BEGIN

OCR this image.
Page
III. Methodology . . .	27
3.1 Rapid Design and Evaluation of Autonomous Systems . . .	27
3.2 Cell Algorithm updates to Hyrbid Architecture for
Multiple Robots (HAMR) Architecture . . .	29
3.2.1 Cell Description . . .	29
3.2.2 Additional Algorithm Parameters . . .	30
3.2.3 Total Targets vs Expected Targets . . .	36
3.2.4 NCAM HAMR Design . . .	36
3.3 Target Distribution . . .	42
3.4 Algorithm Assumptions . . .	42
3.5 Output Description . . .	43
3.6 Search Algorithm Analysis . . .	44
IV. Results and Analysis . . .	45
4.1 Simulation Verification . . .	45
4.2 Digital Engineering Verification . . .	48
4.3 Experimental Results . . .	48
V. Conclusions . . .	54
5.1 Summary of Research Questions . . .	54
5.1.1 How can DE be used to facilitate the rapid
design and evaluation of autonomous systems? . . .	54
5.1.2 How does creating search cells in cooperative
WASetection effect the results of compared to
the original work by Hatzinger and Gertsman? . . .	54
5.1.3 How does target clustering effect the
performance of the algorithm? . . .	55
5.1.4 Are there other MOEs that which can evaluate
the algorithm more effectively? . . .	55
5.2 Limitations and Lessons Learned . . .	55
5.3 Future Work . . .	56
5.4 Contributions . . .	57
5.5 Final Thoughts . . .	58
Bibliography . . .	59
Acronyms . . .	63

END

Prompt → The full data must appear again, retyped in every detail.

Exercise response →
OCR this image.
Page
III. Methodology . . .	27
3.1 Rapid Design and Evaluation of Autonomous Systems . . .	27
3.2 Cell Algorithm updates to Hyrbid Architecture for
Multiple Robots (HAMR) Architecture . . .	29
3.2.1 Cell Description . . .	29
3.2.2 Additional Algorithm Parameters . . .	30
3.2.3 Total Targets vs Expected Targets . . .	36
3.2.4 NCAM HAMR Design . . .	36
3.3 Target Distribution . . .	42
3.4 Algorithm Assumptions . . .	42
3.5 Output Description . . .	43
3.6 Search Algorithm Analysis . . .	44
IV. Results and Analysis . . .	45
4.1 Simulation Verification . . .	45
4.2 Digital Engineering Verification . . .	48
4.3 Experimental Results . . .	48
V. Conclusions . . .	54
5.1 Summary of Research Questions . . .	54
5.1.1 How can DE be used to facilitate the rapid
design and evaluation of autonomous systems? . . .	54
5.1.2 How does creating search cells in cooperative
WASetection effect the results of compared to
the original work by Hatzinger and Gertsman? . . .	54
5.1.3 How does target clustering effect the
performance of the algorithm? . . .	55
5.1.4 Are there other MOEs that which can evaluate
the algorithm more effectively? . . .	55
5.2 Limitations and Lessons Learned . . .	55
5.3 Future Work . . .	56
5.4 Contributions . . .	57
5.5 Final Thoughts . . .	58
Bibliography . . .	59
Acronyms . . .	63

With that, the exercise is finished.